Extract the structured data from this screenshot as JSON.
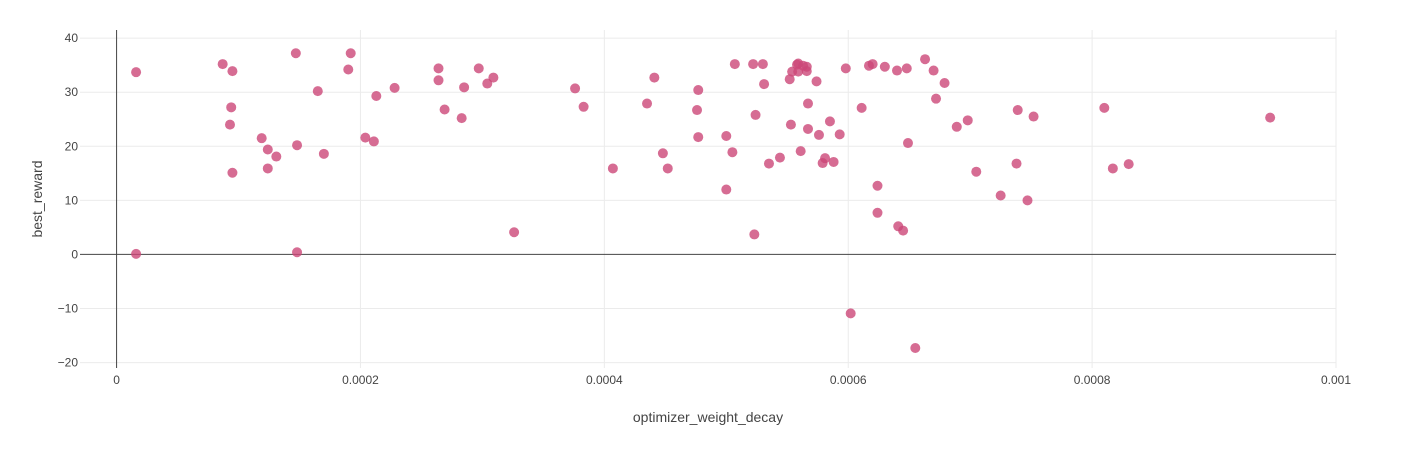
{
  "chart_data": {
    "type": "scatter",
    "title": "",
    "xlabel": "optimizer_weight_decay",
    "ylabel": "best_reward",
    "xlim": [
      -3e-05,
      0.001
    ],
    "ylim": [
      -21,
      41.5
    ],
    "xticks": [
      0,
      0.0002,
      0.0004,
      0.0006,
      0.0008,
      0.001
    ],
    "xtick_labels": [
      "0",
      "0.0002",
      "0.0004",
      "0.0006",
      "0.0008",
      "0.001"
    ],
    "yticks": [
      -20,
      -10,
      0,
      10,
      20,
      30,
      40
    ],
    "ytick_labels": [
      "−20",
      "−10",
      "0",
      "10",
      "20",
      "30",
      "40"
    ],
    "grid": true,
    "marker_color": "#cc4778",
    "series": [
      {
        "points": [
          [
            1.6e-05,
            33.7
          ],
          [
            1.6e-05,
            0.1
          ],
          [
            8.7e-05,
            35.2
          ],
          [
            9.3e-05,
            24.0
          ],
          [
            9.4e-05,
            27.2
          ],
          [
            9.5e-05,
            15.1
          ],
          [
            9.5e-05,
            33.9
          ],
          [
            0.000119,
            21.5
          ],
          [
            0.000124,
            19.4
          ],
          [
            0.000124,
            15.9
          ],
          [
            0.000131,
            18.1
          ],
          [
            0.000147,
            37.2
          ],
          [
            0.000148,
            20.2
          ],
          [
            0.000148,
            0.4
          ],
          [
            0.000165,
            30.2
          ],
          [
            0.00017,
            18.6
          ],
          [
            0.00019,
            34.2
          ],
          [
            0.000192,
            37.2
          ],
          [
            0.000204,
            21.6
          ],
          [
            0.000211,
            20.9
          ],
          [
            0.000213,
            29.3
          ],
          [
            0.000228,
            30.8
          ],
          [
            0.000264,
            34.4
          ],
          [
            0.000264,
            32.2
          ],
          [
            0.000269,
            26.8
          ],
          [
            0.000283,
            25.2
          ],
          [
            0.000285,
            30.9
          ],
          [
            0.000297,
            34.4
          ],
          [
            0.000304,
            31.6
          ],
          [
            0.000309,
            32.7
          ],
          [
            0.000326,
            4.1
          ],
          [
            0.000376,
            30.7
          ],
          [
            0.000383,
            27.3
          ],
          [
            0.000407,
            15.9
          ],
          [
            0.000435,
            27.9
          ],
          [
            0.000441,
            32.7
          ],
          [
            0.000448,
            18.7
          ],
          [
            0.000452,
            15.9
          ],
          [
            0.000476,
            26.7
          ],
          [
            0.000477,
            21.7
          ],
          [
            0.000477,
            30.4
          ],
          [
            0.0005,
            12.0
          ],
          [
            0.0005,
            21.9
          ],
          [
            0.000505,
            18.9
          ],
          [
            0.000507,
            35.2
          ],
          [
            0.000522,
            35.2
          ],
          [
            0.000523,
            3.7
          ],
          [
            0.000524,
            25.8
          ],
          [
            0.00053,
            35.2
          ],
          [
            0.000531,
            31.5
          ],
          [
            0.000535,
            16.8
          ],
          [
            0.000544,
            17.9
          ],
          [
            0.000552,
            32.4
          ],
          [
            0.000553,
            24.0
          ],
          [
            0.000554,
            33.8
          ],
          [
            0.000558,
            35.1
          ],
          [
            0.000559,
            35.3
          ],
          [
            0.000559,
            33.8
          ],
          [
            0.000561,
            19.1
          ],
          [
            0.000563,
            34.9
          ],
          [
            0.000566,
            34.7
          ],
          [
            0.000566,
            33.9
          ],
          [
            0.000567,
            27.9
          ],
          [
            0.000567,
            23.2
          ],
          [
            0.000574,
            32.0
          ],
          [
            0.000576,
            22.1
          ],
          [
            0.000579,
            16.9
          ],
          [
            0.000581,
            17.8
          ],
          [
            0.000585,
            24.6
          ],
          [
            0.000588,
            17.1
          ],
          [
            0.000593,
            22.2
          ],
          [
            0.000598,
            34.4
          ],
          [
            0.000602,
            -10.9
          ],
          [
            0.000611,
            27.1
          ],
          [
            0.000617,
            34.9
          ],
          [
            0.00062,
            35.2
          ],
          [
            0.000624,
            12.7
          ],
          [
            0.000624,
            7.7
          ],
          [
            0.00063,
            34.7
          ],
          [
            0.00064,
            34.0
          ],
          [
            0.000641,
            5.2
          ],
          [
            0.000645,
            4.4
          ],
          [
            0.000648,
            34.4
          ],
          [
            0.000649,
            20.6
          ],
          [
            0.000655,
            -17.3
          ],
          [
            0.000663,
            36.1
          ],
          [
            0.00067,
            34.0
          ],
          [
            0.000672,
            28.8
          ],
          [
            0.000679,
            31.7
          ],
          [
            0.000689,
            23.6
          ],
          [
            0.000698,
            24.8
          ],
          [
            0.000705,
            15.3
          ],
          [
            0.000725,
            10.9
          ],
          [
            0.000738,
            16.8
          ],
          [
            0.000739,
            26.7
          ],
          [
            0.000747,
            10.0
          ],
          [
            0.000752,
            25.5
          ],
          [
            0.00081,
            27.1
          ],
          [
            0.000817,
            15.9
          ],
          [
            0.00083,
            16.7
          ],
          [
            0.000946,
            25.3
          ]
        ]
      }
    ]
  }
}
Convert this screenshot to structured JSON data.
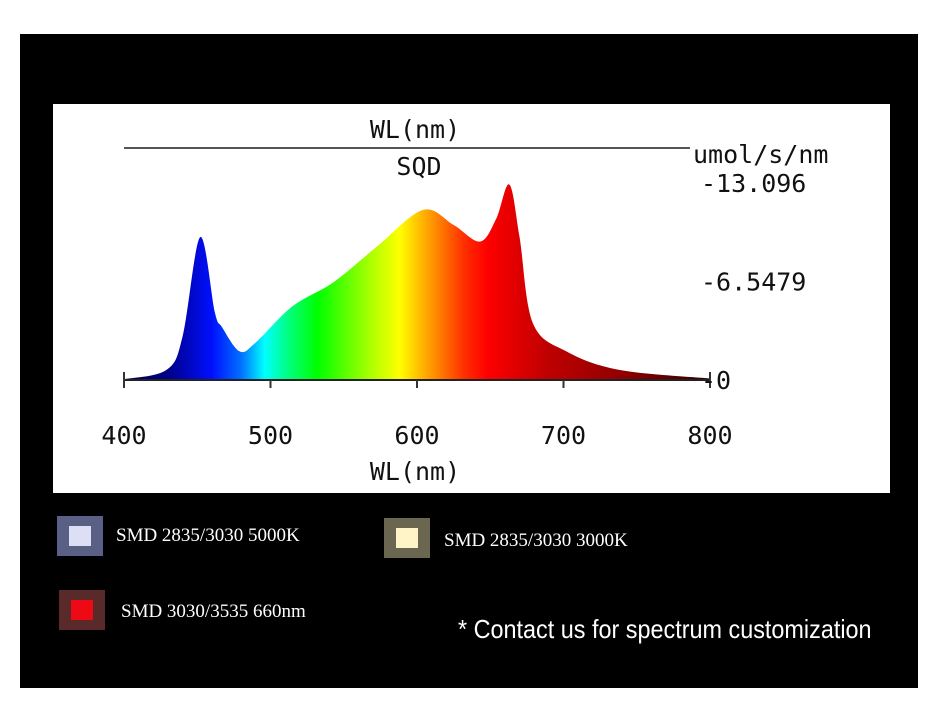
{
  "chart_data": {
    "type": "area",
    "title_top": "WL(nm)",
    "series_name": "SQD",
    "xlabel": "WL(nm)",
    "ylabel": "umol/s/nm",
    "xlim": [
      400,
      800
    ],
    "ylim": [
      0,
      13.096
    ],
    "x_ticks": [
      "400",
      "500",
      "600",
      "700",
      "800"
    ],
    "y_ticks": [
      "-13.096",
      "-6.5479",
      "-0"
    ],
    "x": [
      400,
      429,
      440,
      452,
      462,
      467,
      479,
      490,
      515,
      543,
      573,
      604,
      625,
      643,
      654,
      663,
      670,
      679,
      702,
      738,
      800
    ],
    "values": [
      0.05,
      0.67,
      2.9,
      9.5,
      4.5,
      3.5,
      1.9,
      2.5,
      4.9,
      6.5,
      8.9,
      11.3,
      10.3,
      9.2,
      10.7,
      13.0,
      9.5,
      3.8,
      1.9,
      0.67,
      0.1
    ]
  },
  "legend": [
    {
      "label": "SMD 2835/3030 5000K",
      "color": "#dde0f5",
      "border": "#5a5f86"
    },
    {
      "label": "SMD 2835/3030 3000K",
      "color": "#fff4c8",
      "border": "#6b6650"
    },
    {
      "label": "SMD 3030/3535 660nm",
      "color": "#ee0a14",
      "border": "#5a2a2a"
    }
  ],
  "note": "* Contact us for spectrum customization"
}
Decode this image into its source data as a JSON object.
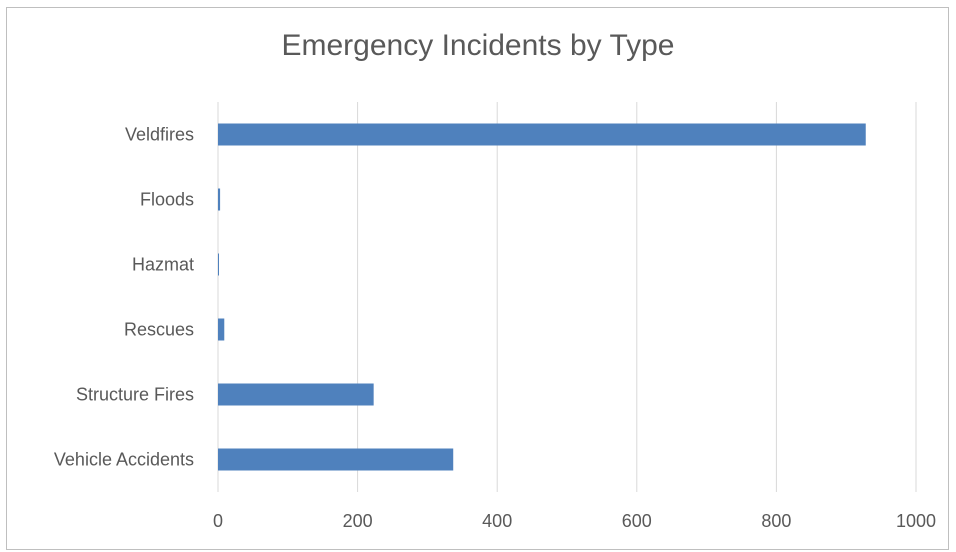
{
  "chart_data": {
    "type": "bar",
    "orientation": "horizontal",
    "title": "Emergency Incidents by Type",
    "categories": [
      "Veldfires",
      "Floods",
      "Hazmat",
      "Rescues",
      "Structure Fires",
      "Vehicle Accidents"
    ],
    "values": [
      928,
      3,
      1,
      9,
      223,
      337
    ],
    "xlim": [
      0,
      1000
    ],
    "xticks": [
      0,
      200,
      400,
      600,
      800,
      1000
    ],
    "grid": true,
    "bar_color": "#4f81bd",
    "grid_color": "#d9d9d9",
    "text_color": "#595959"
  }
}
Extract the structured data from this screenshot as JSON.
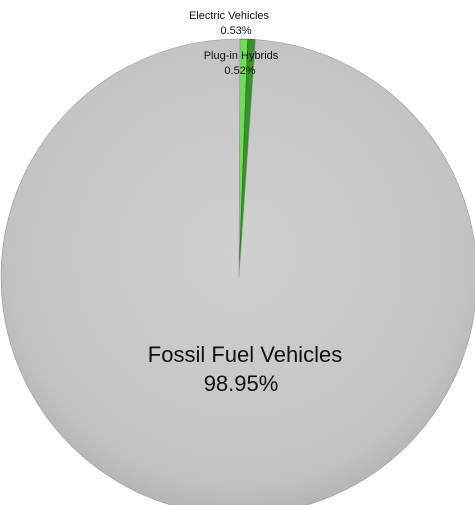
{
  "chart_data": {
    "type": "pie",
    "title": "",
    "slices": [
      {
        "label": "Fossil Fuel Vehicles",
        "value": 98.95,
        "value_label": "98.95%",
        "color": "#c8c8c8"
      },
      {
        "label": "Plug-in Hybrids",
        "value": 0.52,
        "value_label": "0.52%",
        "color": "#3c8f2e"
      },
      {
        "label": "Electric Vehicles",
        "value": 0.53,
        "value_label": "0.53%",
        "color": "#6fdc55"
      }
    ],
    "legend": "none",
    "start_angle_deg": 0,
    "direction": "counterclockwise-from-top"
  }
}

Exercise directions - Read the entries and pick out all lines that include the word "this".

Written solution -
Extract the structured data from this screenshot as JSON.
Convert this screenshot to structured JSON data.
Decode this image into its source data as a JSON object.
Extract the structured data from this screenshot as JSON.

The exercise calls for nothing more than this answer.